SHORT PROBLEM: State how many lines in the listing below include the word "wrestler", and add nothing besides the number.

GIVEN ENTRIES:
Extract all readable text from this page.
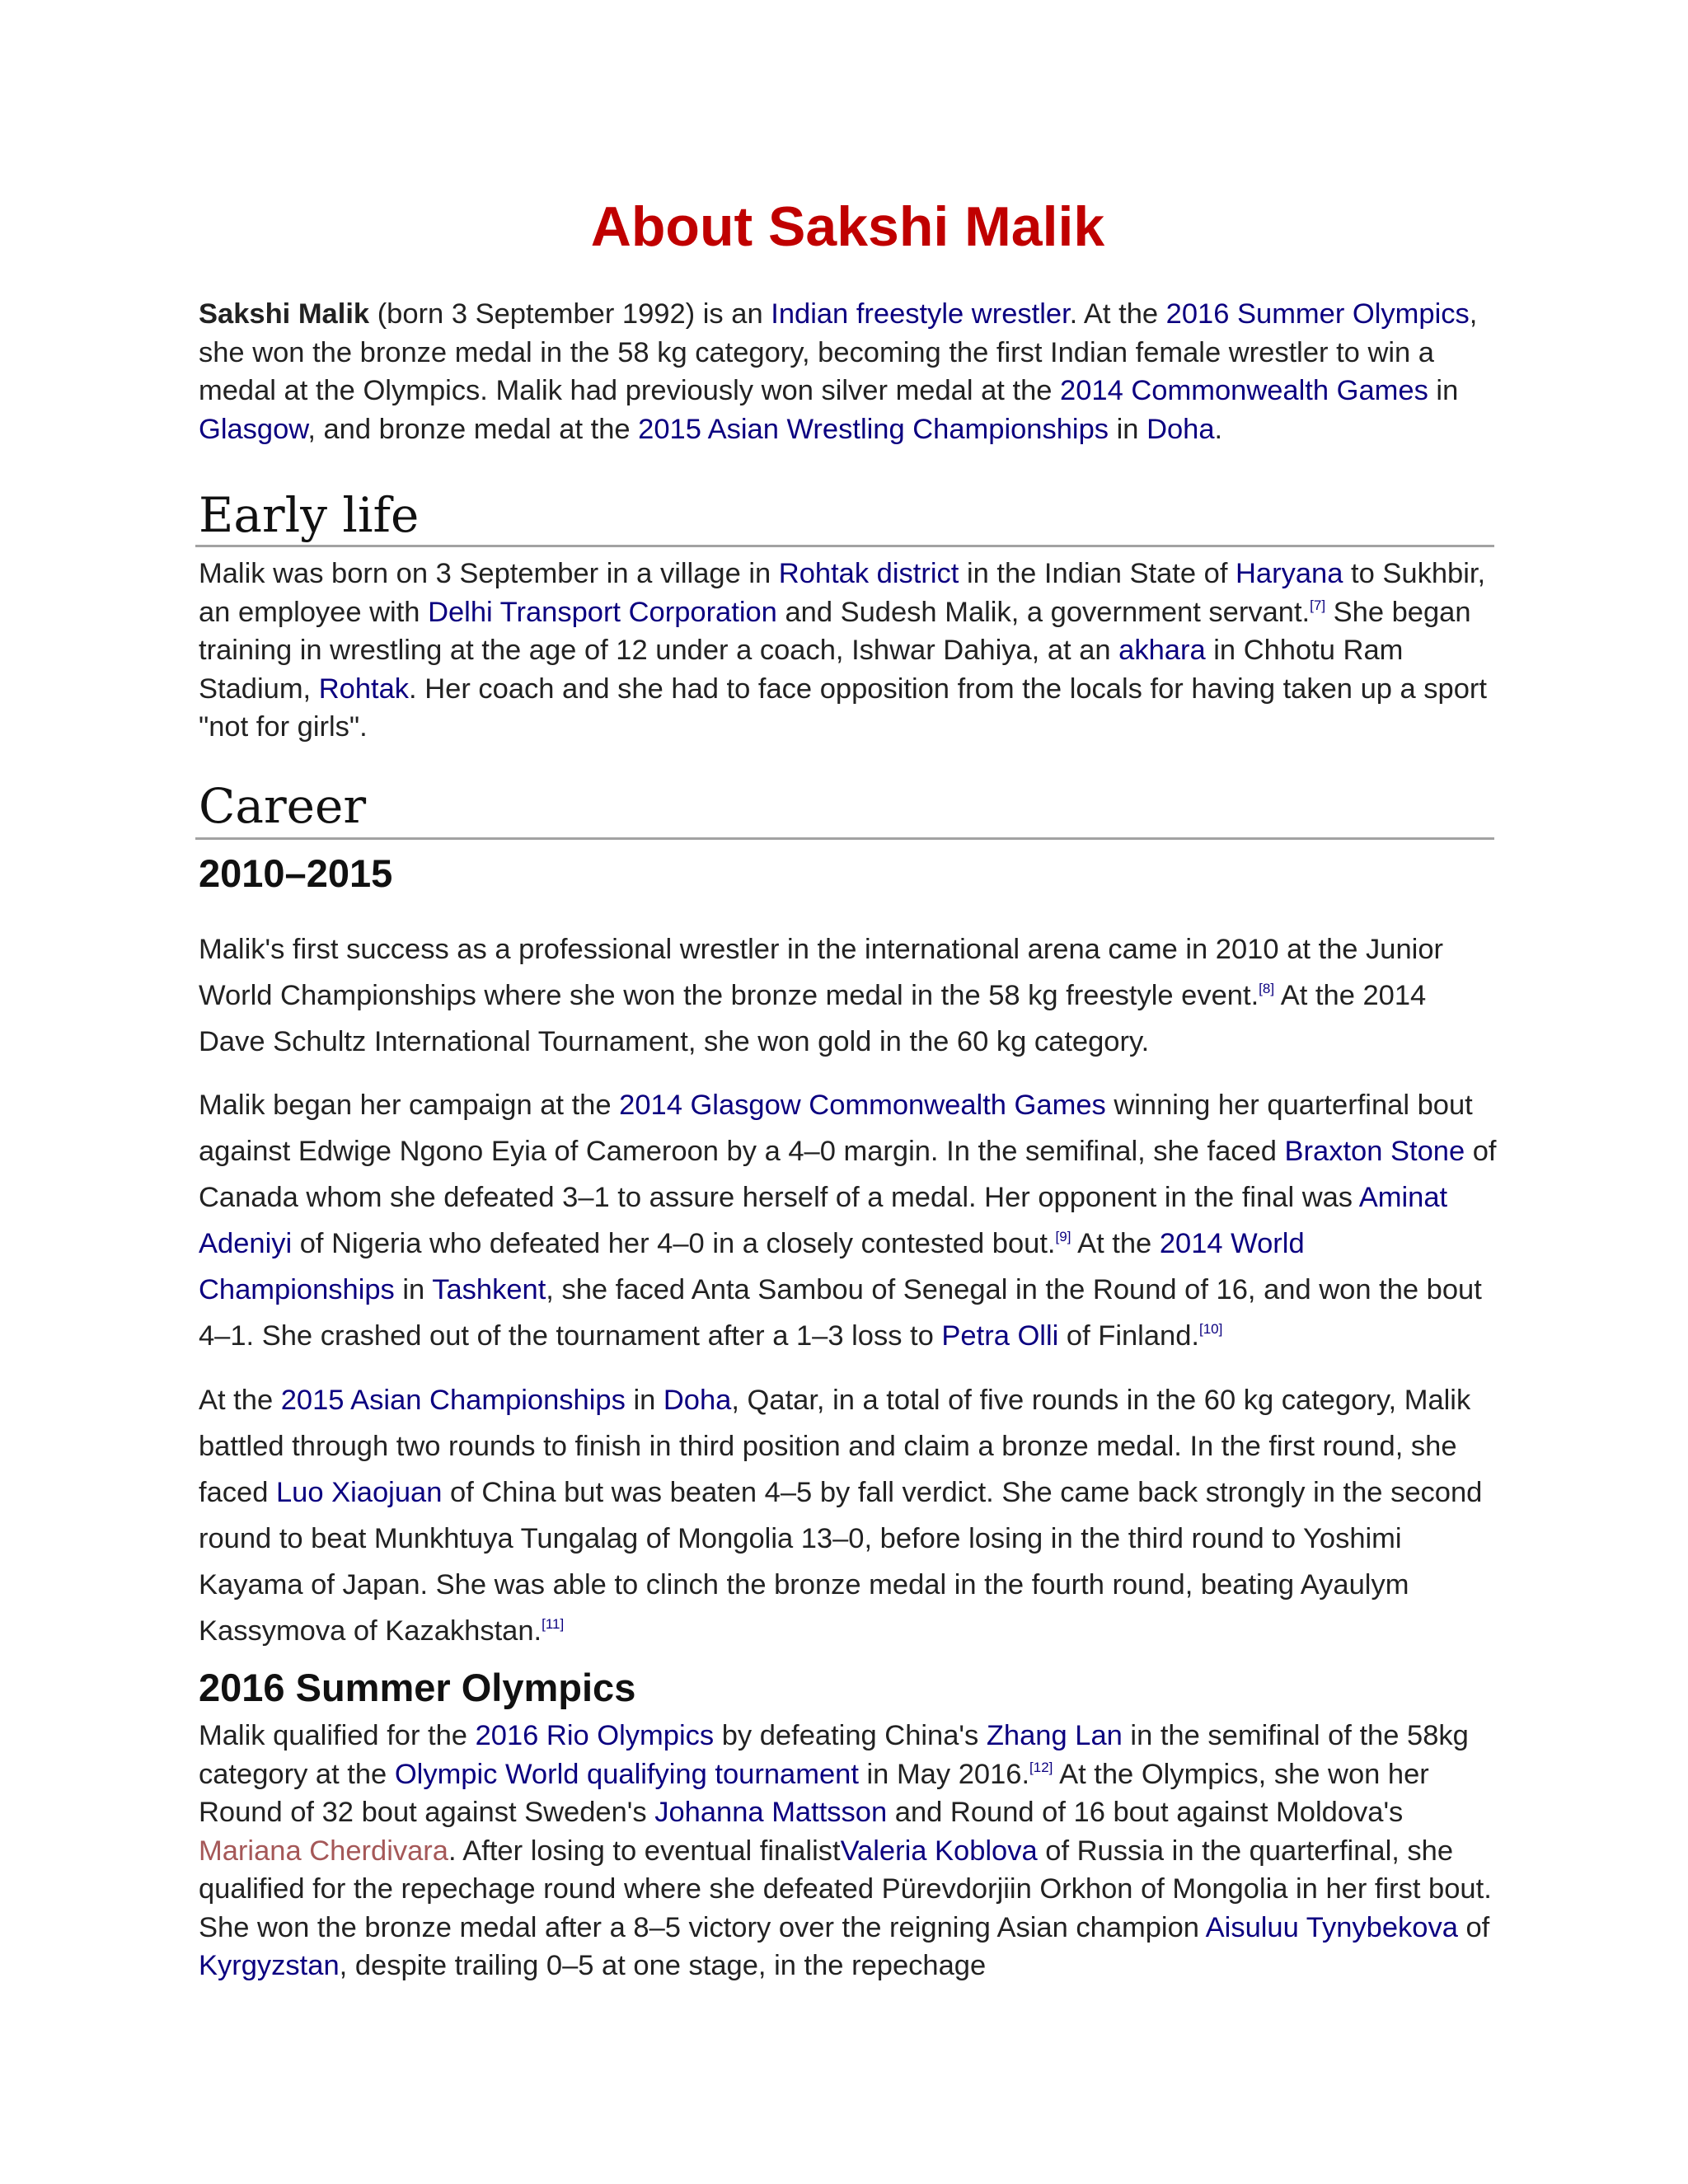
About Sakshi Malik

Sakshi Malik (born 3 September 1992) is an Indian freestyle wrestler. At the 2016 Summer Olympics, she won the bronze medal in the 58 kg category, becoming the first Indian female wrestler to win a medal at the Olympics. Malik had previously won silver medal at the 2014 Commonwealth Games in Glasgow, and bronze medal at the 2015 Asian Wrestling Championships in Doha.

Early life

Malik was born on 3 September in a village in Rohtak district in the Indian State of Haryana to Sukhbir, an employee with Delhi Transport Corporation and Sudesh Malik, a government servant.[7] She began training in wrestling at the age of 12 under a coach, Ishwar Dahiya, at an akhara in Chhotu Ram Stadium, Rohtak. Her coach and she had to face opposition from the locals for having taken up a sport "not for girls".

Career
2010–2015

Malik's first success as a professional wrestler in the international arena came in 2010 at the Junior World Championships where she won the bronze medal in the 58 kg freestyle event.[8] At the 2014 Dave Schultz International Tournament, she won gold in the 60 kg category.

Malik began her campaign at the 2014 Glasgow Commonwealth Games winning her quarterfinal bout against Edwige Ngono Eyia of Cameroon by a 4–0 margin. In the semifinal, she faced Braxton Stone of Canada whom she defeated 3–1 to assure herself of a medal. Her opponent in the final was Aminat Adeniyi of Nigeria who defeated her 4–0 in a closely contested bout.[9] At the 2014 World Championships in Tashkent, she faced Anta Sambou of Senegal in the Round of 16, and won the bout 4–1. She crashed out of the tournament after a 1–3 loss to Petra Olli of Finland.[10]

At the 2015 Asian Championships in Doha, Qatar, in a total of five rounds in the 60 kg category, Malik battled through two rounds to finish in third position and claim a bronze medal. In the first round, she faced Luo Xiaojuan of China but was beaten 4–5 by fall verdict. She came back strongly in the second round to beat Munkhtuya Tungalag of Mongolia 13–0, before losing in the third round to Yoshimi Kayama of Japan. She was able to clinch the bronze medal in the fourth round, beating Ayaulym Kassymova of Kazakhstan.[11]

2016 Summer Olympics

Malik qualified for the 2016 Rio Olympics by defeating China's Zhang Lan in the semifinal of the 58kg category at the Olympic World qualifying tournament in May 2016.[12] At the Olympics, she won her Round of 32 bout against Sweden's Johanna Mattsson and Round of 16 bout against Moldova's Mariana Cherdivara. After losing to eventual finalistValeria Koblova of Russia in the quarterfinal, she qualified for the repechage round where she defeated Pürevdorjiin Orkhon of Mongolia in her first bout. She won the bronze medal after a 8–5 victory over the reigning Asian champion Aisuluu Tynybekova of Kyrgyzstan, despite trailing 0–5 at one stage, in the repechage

==

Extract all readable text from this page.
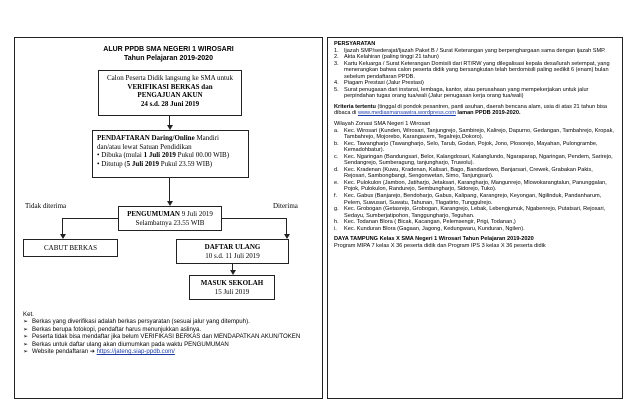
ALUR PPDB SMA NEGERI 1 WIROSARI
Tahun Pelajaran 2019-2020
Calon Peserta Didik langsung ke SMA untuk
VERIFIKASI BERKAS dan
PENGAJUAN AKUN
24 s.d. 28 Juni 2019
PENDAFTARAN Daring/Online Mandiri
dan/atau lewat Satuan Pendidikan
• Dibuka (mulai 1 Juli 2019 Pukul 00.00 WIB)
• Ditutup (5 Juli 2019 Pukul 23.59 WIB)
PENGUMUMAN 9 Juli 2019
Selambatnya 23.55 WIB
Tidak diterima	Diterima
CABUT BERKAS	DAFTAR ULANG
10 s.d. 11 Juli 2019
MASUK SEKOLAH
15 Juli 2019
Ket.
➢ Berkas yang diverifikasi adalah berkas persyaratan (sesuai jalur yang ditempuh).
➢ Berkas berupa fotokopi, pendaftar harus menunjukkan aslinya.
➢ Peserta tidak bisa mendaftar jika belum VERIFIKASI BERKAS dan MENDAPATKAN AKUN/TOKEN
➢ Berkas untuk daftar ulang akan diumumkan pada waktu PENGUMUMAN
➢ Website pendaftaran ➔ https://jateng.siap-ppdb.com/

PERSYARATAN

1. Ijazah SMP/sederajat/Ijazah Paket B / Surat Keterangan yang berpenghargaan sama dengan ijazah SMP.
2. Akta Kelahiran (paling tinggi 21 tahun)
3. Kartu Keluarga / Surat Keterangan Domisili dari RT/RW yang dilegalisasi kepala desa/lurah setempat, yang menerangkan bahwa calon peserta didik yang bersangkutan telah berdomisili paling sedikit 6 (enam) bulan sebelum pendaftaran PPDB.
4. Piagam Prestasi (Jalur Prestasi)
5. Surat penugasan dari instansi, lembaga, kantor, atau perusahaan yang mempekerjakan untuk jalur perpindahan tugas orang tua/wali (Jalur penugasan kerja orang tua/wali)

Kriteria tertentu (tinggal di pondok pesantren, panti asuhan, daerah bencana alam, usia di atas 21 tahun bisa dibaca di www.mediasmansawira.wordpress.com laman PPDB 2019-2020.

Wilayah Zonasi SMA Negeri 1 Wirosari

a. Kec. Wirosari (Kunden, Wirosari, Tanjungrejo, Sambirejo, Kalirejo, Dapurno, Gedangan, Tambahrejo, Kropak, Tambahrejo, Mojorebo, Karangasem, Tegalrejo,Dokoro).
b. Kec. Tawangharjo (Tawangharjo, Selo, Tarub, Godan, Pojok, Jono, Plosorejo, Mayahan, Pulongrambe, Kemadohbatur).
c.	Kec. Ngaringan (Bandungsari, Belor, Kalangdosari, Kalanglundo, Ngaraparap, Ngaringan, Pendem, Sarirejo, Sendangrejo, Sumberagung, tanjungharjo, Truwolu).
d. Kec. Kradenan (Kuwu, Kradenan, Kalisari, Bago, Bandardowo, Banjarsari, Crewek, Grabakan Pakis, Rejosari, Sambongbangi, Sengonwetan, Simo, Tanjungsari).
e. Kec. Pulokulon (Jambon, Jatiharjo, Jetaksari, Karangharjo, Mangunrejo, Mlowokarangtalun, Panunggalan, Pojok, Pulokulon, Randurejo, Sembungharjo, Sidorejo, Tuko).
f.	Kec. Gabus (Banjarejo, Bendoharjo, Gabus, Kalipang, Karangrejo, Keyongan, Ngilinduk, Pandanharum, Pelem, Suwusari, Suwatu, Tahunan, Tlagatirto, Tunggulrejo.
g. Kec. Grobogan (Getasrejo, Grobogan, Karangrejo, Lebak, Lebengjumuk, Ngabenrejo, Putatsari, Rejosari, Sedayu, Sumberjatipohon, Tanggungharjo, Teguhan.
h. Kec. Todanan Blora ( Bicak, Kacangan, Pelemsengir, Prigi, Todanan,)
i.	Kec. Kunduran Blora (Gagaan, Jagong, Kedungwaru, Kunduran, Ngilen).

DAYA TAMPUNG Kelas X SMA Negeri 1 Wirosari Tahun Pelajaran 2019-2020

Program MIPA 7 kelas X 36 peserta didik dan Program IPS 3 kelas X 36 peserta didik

SOLUTION TO THIS PROBLEM: 2